=== The problem ===
Show every row below that contains the string "axis", treating case as significant.

=== Source records ===
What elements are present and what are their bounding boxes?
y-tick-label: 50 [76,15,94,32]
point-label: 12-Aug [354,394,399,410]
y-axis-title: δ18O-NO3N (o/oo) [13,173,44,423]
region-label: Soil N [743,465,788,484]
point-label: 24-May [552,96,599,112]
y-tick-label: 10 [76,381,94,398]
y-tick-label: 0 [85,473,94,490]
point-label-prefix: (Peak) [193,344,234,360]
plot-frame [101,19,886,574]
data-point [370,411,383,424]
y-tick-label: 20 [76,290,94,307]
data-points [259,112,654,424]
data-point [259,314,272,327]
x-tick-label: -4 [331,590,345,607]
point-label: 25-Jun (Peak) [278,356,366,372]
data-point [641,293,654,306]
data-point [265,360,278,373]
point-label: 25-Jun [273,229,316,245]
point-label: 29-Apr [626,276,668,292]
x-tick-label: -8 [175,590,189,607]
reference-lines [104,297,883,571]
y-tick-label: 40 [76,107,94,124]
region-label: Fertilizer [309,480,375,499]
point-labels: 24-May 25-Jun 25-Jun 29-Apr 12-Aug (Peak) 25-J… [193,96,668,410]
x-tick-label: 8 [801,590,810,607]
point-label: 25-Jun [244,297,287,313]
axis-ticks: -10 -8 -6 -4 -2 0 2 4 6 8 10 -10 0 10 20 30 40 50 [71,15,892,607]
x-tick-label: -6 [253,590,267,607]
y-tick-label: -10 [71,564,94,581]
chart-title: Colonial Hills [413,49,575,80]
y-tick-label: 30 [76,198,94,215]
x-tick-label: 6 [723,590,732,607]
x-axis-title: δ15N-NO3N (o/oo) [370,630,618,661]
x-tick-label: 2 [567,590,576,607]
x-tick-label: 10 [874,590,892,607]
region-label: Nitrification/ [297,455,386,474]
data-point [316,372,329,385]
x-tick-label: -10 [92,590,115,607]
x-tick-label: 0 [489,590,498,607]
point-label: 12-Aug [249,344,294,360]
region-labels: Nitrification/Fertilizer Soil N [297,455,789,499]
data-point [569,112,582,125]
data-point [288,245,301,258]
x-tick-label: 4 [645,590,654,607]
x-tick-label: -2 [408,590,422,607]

=== Solution for this task ===
y-axis-title: δ18O-NO3N (o/oo) [13,173,44,423]
axis-ticks: -10 -8 -6 -4 -2 0 2 4 6 8 10 -10 0 10 20 30 40 50 [71,15,892,607]
x-axis-title: δ15N-NO3N (o/oo) [370,630,618,661]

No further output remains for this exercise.